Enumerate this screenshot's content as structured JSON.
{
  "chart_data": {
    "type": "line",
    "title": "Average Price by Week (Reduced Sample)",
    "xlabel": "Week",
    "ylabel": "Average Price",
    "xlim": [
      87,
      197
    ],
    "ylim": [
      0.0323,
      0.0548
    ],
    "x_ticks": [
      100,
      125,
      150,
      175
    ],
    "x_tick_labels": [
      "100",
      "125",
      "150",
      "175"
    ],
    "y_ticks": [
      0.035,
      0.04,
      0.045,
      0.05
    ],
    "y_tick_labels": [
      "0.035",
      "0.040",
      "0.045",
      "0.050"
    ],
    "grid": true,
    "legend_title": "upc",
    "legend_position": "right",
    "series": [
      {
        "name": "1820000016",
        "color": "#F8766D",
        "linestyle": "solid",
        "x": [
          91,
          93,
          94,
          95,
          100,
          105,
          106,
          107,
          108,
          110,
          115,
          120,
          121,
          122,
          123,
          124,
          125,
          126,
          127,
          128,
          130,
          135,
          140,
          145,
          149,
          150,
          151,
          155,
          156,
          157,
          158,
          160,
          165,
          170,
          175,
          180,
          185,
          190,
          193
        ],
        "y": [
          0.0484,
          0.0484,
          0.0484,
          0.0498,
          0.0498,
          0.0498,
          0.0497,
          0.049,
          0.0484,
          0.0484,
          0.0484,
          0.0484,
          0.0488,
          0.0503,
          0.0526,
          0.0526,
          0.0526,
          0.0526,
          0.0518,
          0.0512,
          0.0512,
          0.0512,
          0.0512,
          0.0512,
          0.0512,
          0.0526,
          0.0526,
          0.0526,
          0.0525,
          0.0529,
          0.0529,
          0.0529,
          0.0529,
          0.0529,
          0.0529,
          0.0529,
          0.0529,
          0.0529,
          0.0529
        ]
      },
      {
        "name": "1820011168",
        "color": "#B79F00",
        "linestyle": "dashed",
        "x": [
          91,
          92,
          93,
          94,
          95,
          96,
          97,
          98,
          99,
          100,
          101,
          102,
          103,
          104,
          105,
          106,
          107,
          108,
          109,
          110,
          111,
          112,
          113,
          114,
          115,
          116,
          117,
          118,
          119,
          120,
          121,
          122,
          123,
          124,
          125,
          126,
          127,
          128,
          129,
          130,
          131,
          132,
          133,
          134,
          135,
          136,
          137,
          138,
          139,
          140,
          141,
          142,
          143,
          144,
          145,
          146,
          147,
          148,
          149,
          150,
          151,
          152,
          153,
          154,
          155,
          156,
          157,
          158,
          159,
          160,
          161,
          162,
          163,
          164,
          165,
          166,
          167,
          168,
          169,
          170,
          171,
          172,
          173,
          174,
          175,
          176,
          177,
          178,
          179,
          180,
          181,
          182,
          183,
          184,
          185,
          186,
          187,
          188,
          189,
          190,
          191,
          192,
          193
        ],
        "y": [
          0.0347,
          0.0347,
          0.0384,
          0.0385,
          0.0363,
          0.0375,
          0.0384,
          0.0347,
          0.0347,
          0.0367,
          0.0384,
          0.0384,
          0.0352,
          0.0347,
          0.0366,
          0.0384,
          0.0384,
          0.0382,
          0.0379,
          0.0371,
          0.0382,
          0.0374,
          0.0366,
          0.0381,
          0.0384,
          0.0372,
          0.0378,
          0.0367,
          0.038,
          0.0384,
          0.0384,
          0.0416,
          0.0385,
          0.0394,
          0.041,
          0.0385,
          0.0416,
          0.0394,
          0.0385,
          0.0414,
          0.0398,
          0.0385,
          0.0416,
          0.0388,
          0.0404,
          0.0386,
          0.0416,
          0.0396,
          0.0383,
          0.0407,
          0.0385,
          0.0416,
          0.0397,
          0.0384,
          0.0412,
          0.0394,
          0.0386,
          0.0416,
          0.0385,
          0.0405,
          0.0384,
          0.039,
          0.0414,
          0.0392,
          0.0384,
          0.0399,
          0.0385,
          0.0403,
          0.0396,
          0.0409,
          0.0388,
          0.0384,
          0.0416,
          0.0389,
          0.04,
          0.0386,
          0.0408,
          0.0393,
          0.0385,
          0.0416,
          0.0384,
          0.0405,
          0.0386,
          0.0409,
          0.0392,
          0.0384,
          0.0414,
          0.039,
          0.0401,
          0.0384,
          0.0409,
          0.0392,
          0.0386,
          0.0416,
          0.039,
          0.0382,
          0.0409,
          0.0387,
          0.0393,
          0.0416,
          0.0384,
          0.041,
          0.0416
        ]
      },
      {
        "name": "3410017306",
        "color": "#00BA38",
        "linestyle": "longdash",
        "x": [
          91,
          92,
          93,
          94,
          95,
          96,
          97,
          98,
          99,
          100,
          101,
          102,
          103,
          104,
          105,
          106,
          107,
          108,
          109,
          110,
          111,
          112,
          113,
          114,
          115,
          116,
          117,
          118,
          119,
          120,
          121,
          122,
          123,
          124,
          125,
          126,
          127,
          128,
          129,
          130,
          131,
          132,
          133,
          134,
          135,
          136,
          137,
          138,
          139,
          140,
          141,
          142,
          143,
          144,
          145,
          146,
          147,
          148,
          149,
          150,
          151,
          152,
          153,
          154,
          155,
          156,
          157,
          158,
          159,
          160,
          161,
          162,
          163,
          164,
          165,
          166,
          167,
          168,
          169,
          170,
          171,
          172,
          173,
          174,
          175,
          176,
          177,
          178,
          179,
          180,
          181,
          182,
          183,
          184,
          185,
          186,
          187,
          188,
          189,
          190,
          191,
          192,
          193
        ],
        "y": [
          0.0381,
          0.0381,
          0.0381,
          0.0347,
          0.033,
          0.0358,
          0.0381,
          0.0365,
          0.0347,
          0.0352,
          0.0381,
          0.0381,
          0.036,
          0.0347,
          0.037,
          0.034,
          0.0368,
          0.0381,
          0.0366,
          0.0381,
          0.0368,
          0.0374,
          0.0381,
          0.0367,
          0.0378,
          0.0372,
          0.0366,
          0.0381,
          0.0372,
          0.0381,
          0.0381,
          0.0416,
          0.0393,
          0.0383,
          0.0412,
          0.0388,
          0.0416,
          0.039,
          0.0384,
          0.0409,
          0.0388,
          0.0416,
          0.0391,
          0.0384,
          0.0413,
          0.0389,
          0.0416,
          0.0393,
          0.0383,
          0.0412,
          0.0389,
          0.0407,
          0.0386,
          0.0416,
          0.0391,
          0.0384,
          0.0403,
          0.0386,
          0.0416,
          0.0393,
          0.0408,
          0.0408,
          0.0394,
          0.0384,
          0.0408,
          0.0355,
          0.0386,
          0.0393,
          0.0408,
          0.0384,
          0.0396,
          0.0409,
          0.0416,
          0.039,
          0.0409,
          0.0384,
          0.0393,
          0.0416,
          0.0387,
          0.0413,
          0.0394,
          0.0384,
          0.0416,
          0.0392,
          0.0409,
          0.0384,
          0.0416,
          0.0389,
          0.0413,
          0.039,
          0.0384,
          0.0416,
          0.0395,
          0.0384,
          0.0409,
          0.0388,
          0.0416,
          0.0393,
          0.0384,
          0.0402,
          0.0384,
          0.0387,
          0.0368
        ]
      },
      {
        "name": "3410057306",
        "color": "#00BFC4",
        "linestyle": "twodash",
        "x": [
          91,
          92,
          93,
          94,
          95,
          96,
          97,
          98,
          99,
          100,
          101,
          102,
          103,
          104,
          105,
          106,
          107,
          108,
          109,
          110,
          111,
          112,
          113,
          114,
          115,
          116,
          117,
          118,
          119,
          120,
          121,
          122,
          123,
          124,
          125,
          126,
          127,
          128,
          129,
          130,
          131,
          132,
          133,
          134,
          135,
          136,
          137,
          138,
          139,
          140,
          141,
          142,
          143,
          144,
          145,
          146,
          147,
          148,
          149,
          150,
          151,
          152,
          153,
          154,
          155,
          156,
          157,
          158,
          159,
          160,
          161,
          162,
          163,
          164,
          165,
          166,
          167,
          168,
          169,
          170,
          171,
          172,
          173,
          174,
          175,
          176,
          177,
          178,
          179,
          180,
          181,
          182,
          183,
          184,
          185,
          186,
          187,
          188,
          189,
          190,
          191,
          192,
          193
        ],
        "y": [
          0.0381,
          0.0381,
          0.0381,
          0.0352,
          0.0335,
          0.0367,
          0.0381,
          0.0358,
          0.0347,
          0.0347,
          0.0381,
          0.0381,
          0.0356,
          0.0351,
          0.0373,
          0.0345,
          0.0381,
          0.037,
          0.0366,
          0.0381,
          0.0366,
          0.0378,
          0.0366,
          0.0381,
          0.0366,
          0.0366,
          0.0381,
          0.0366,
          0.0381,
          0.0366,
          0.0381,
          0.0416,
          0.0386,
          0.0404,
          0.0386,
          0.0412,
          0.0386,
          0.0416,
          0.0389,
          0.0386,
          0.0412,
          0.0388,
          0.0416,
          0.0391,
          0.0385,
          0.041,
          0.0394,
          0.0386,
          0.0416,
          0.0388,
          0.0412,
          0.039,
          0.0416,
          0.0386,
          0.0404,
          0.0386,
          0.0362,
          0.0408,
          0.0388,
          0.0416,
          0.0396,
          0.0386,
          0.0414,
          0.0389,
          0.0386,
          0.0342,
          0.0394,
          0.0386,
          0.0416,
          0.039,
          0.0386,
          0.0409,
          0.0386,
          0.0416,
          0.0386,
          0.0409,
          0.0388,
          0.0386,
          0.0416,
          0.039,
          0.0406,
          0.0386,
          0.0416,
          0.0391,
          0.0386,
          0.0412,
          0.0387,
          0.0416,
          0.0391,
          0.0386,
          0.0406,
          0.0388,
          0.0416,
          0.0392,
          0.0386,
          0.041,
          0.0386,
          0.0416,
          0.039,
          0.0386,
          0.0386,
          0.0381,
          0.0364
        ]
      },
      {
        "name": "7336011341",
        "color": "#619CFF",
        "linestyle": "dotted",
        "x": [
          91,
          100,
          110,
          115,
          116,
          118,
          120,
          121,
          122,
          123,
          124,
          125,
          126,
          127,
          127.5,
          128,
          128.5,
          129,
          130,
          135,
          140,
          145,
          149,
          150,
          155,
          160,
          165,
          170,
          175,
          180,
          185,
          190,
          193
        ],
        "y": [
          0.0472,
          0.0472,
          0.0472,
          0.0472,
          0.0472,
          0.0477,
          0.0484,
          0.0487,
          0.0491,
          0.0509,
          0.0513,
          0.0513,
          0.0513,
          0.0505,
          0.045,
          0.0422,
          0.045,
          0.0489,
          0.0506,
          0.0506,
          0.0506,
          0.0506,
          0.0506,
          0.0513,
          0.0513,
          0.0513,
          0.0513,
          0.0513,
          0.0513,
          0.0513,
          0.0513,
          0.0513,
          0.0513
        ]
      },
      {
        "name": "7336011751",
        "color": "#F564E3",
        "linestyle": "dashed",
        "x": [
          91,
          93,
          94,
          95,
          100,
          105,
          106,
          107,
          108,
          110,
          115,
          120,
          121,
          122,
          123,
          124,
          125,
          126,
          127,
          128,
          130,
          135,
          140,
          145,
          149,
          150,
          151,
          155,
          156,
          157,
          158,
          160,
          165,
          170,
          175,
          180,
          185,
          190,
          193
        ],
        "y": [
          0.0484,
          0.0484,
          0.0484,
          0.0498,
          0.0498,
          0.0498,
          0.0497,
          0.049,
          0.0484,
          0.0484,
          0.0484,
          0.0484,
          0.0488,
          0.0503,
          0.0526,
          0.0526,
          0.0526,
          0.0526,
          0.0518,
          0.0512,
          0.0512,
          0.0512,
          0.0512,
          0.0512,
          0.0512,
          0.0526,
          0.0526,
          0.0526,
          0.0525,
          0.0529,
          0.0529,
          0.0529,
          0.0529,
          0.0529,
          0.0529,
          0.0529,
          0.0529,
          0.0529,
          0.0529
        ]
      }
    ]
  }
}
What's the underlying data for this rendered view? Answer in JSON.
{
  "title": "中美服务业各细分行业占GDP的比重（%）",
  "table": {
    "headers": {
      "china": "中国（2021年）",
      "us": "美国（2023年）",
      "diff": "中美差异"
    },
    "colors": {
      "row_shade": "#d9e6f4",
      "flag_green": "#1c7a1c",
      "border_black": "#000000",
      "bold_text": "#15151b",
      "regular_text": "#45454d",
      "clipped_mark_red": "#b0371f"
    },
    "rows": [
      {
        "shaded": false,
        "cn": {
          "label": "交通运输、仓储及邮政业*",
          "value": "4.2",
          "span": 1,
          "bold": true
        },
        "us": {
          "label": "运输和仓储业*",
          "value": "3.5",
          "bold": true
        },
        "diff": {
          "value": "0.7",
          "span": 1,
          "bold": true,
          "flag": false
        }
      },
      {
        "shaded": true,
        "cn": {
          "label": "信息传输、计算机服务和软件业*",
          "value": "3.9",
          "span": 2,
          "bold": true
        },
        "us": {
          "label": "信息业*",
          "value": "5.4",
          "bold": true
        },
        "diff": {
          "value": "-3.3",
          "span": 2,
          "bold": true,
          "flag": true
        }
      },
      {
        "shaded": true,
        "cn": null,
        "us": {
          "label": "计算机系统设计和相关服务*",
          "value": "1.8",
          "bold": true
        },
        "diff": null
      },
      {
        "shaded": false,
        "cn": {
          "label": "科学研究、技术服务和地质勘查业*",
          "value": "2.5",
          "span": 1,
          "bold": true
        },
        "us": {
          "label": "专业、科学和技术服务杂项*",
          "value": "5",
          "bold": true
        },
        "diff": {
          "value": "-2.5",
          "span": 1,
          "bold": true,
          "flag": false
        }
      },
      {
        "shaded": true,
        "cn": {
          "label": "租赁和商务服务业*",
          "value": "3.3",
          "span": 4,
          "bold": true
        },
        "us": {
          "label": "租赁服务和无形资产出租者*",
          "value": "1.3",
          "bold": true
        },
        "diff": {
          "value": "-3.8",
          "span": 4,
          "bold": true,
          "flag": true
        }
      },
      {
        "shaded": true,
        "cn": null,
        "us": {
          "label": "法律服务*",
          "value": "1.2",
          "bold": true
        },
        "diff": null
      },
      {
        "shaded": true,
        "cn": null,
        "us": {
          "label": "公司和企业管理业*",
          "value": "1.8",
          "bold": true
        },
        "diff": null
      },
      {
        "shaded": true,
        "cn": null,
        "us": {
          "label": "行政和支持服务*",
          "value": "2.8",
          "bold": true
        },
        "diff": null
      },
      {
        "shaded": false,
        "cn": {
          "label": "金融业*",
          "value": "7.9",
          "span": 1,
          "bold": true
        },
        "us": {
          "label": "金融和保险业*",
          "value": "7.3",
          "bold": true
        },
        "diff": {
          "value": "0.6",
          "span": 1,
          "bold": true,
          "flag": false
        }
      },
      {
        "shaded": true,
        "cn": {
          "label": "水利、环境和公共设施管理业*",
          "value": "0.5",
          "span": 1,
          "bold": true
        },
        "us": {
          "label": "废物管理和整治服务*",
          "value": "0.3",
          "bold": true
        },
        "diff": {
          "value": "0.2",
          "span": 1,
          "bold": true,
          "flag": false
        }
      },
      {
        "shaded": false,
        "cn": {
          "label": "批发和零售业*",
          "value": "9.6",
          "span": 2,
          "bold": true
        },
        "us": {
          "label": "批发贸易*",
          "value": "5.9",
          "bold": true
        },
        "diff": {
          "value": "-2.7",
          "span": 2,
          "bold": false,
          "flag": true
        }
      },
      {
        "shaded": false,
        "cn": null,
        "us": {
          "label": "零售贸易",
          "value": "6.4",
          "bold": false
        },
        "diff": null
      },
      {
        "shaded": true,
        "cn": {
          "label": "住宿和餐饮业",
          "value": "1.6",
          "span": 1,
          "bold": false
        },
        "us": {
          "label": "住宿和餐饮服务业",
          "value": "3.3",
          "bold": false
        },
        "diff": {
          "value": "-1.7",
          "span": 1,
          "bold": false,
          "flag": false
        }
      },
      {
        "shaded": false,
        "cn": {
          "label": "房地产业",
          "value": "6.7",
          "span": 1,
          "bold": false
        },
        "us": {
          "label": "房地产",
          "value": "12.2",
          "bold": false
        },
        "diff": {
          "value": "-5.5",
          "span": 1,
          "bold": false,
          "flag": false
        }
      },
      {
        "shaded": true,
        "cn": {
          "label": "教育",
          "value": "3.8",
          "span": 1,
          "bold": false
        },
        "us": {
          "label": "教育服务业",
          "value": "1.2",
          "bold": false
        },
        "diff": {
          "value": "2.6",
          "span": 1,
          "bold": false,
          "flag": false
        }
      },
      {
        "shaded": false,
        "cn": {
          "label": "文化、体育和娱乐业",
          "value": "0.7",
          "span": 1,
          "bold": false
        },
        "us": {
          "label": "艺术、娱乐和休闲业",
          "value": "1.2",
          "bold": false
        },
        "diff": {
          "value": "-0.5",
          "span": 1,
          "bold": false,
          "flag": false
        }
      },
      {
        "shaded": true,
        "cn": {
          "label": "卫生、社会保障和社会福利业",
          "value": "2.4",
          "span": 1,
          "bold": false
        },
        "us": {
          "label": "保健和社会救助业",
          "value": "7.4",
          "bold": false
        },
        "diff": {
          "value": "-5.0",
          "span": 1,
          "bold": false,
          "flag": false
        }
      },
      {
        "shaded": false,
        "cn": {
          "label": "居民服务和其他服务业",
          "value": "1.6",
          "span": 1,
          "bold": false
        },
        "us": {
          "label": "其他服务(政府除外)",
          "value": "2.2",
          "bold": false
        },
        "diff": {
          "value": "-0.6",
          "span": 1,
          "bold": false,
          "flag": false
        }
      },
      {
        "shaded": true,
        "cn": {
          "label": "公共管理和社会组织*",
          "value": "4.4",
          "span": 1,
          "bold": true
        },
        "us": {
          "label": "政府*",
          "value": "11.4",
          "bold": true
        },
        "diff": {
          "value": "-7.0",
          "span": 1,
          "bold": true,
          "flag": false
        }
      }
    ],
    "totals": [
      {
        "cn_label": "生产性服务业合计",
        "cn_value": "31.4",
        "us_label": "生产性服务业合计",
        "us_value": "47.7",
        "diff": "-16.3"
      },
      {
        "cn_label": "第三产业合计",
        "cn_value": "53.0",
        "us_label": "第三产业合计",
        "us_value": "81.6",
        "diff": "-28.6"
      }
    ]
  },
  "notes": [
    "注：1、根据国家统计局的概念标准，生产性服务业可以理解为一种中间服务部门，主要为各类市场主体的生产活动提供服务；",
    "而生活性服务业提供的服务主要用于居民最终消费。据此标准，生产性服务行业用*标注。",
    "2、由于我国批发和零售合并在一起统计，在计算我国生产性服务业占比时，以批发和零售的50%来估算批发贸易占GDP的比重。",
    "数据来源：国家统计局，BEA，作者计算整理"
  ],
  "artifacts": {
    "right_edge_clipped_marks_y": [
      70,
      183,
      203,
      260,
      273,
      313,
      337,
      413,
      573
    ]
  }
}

> [TASK INSTRUCTIONS]:
State the count of lines that contain the string "Average". Nothing else is needed.

> [RESULT OF THIS EXERCISE]:
2